Recorded data:
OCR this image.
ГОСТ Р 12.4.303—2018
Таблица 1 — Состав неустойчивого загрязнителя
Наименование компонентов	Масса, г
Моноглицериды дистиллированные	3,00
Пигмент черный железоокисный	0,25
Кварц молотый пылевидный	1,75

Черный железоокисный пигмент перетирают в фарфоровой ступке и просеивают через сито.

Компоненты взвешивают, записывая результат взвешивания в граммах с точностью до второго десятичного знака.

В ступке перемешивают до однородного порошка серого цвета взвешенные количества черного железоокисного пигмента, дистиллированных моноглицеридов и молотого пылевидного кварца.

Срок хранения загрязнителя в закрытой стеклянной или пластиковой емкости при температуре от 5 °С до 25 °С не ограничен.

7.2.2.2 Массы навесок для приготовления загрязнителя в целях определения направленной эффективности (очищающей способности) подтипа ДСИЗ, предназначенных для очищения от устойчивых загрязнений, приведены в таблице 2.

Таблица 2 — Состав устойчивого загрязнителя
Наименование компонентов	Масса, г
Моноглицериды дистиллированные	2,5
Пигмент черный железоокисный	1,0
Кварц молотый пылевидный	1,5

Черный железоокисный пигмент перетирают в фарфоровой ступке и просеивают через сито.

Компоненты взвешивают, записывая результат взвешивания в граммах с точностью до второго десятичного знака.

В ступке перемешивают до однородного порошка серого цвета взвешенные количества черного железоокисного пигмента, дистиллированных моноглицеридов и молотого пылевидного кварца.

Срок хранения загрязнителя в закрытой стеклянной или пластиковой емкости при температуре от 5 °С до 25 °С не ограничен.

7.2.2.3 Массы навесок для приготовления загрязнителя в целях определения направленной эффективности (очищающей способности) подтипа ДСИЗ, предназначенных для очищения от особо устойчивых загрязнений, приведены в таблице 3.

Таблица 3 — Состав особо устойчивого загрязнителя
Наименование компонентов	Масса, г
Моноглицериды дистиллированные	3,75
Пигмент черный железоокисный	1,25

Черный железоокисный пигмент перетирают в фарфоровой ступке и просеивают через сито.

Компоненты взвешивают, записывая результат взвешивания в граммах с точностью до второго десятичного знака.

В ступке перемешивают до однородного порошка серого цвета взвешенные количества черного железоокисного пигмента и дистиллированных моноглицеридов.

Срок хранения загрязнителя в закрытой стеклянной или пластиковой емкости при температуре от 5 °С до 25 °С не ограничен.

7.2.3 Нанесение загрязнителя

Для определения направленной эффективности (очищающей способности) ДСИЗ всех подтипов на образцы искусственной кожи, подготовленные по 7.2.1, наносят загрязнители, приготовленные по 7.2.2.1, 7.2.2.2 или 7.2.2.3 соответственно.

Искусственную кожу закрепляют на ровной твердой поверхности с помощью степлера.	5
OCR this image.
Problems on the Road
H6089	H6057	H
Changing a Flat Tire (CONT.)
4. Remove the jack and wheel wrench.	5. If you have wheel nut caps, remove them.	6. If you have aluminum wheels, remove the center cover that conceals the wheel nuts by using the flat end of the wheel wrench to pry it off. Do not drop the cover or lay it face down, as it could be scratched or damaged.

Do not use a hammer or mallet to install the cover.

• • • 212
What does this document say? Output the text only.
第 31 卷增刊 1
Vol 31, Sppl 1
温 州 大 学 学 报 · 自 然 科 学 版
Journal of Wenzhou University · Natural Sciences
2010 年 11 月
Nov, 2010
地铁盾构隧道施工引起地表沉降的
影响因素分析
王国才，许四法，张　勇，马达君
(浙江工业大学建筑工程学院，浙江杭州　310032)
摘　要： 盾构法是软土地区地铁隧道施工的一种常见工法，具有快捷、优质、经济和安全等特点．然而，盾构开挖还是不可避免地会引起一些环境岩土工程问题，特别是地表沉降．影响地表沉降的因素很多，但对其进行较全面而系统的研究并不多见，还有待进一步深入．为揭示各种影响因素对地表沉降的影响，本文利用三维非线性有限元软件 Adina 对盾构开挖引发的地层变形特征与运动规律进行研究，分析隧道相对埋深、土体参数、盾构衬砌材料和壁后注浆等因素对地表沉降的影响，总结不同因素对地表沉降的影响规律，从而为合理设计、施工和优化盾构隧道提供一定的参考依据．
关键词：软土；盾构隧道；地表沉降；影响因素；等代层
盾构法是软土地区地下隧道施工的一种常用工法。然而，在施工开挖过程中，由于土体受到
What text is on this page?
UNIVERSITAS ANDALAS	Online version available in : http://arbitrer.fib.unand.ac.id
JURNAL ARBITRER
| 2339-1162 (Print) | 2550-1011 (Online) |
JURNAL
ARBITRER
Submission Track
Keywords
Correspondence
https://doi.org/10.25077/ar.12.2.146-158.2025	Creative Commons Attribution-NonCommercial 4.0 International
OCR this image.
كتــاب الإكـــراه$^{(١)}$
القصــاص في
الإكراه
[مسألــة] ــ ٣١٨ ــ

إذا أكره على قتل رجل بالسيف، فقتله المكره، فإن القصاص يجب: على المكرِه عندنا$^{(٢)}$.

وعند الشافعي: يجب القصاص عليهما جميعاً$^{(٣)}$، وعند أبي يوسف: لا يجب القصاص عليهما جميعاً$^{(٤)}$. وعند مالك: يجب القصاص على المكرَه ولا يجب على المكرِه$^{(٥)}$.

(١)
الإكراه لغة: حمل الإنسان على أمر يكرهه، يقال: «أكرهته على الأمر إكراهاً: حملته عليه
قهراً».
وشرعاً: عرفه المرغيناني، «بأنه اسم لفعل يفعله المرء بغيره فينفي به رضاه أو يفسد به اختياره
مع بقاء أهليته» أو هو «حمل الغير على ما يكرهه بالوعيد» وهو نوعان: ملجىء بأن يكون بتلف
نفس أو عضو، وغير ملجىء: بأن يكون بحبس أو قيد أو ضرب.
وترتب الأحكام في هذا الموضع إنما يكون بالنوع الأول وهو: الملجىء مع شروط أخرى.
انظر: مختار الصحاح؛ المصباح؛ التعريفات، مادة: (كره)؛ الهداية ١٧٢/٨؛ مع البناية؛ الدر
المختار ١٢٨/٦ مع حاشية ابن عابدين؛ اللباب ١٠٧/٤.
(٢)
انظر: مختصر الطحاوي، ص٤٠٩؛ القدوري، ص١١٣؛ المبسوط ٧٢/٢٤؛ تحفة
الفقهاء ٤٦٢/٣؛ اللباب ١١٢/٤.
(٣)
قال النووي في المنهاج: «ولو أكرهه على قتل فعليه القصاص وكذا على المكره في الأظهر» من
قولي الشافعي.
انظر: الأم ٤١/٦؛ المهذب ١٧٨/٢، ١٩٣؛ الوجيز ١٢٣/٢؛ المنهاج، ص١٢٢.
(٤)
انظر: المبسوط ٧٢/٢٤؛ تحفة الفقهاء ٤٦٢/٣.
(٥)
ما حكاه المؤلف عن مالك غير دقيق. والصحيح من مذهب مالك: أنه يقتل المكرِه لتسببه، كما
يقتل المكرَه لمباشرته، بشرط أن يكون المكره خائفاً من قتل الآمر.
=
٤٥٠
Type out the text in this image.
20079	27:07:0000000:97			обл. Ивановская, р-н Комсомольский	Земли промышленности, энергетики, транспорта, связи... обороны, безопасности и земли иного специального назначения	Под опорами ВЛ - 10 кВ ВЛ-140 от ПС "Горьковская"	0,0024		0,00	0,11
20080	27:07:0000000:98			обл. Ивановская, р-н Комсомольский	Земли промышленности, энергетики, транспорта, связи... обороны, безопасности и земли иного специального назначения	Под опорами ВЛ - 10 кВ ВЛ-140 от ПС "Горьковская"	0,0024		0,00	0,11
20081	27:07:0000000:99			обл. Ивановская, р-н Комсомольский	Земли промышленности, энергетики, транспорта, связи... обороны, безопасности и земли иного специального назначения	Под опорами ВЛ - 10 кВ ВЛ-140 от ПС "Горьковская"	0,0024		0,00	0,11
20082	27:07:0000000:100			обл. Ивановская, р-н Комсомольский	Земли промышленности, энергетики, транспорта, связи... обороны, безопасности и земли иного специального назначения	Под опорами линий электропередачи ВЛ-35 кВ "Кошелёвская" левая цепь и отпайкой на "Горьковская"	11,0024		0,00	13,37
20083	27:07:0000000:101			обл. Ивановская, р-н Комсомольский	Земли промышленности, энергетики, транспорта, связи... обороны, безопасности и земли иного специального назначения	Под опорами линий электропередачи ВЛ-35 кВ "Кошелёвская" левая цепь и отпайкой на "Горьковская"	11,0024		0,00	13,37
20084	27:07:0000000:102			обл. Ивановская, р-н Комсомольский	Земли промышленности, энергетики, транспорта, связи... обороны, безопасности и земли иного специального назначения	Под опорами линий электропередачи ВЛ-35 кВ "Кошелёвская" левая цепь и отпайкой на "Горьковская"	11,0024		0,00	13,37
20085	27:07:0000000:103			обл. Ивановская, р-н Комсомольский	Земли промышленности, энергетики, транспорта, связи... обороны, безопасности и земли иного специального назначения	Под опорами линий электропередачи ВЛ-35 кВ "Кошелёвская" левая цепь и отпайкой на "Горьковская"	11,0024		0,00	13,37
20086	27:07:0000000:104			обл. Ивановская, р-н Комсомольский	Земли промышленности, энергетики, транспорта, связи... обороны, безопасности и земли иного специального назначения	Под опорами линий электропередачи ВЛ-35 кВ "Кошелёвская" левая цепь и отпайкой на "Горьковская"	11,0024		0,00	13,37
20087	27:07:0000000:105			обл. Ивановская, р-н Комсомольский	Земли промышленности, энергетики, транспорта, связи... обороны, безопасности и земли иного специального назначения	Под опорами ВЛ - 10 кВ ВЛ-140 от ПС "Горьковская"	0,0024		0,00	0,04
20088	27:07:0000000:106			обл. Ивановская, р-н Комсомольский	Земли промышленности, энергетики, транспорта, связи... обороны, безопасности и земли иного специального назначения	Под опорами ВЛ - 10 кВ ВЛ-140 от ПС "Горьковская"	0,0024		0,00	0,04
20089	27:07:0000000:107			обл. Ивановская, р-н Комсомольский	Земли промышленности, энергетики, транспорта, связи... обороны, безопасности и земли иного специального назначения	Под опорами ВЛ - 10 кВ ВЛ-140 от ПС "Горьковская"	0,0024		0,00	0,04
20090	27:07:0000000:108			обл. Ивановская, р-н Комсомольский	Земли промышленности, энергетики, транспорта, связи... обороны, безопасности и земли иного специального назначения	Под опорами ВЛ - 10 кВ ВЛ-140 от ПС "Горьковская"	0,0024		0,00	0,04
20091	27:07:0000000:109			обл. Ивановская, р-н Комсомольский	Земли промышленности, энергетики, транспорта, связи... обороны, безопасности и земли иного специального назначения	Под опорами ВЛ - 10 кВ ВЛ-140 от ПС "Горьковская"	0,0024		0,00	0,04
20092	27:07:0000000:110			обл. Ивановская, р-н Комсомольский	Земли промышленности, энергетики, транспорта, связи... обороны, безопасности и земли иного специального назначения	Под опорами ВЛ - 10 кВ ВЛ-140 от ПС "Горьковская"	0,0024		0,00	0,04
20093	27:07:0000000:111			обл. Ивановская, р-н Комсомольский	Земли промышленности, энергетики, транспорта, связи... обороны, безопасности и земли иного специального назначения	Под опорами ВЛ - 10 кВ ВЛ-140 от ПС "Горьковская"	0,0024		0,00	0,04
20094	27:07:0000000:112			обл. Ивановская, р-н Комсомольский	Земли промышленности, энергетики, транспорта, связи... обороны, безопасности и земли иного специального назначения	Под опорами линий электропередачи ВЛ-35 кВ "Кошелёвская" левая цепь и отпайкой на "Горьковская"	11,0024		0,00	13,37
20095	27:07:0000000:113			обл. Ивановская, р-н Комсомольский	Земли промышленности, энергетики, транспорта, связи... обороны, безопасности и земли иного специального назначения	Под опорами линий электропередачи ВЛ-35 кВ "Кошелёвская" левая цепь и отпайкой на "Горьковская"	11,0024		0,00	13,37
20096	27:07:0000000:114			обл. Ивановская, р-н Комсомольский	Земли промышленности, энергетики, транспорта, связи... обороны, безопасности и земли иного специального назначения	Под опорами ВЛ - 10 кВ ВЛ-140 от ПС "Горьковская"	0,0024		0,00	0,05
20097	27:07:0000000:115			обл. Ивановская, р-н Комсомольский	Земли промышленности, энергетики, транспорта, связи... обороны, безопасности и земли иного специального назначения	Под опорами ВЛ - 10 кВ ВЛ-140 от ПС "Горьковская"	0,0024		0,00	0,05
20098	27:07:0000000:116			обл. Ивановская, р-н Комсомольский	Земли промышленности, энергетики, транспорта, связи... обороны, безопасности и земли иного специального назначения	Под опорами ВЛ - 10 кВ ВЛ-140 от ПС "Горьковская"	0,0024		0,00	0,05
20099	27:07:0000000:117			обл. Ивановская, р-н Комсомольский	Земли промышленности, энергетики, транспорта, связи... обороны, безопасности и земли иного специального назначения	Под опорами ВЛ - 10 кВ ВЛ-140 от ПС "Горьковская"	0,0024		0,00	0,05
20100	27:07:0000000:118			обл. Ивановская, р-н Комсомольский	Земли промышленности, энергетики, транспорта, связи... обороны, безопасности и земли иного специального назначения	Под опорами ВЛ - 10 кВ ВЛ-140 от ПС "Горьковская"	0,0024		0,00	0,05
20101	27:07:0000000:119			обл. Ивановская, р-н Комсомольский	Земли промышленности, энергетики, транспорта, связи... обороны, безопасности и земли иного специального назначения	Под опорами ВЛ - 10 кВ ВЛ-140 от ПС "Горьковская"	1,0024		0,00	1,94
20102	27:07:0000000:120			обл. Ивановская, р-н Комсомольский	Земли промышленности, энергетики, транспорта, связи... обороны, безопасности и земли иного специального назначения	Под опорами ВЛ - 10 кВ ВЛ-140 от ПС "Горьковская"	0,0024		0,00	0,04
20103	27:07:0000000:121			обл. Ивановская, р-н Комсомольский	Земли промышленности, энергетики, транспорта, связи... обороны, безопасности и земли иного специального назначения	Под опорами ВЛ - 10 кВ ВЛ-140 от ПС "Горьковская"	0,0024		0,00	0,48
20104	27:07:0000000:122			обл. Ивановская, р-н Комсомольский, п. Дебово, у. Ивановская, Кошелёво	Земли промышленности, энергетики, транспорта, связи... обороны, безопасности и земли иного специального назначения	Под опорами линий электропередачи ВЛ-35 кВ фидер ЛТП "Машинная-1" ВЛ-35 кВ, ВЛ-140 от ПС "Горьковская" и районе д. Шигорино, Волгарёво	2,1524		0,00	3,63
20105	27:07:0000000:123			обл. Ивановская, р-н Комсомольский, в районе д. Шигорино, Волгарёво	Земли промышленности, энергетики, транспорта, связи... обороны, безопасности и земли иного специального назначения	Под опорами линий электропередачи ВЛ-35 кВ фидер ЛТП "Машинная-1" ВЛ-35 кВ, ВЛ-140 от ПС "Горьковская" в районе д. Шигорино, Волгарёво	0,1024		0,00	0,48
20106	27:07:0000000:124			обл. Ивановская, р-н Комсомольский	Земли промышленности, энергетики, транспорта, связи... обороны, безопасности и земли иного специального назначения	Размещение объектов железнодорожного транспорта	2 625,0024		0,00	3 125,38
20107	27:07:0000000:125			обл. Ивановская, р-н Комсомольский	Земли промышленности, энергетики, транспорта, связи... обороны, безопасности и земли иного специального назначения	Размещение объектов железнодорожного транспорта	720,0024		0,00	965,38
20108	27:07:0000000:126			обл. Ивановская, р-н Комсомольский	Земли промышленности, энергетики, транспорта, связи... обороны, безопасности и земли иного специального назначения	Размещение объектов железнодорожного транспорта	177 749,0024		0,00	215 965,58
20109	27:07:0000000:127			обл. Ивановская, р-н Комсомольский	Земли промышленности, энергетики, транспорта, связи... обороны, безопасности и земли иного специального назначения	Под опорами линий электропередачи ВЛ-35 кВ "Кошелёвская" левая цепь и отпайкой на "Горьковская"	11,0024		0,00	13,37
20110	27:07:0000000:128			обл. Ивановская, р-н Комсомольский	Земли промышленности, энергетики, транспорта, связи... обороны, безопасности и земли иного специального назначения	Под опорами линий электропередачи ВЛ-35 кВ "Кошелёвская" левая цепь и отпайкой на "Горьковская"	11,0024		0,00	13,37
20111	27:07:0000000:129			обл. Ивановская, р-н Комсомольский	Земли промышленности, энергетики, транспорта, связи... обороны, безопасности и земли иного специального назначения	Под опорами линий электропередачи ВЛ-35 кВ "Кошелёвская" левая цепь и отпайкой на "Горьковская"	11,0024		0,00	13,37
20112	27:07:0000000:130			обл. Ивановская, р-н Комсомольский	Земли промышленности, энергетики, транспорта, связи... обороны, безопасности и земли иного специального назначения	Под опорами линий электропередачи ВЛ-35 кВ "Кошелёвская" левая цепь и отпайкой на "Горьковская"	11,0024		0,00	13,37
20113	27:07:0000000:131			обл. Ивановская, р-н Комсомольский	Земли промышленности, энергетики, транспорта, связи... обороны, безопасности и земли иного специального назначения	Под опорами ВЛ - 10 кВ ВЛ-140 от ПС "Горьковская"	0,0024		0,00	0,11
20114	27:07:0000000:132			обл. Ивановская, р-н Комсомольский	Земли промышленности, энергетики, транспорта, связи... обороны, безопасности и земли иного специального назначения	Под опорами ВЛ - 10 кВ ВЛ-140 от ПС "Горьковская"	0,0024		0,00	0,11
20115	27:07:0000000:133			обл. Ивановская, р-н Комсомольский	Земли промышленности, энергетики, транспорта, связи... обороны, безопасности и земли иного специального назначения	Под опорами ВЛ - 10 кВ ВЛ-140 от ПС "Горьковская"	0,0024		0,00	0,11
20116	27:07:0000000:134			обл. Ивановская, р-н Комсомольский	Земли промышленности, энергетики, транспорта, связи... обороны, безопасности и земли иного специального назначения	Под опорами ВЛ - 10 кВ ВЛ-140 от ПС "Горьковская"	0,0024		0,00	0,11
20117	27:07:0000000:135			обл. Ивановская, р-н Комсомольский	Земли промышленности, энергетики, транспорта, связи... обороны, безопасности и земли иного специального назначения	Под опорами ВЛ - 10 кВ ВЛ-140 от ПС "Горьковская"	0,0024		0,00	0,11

## [Set problem]
Using the listing above, locate the lines that hold "ДСИЗ" and copy each one.

## [Exercise response]
7.2.2.2 Массы навесок для приготовления загрязнителя в целях определения направленной эффективности (очищающей способности) подтипа ДСИЗ, предназначенных для очищения от устойчивых загрязнений, приведены в таблице 2.
7.2.2.3 Массы навесок для приготовления загрязнителя в целях определения направленной эффективности (очищающей способности) подтипа ДСИЗ, предназначенных для очищения от особо устойчивых загрязнений, приведены в таблице 3.
Для определения направленной эффективности (очищающей способности) ДСИЗ всех подтипов на образцы искусственной кожи, подготовленные по 7.2.1, наносят загрязнители, приготовленные по 7.2.2.1, 7.2.2.2 или 7.2.2.3 соответственно.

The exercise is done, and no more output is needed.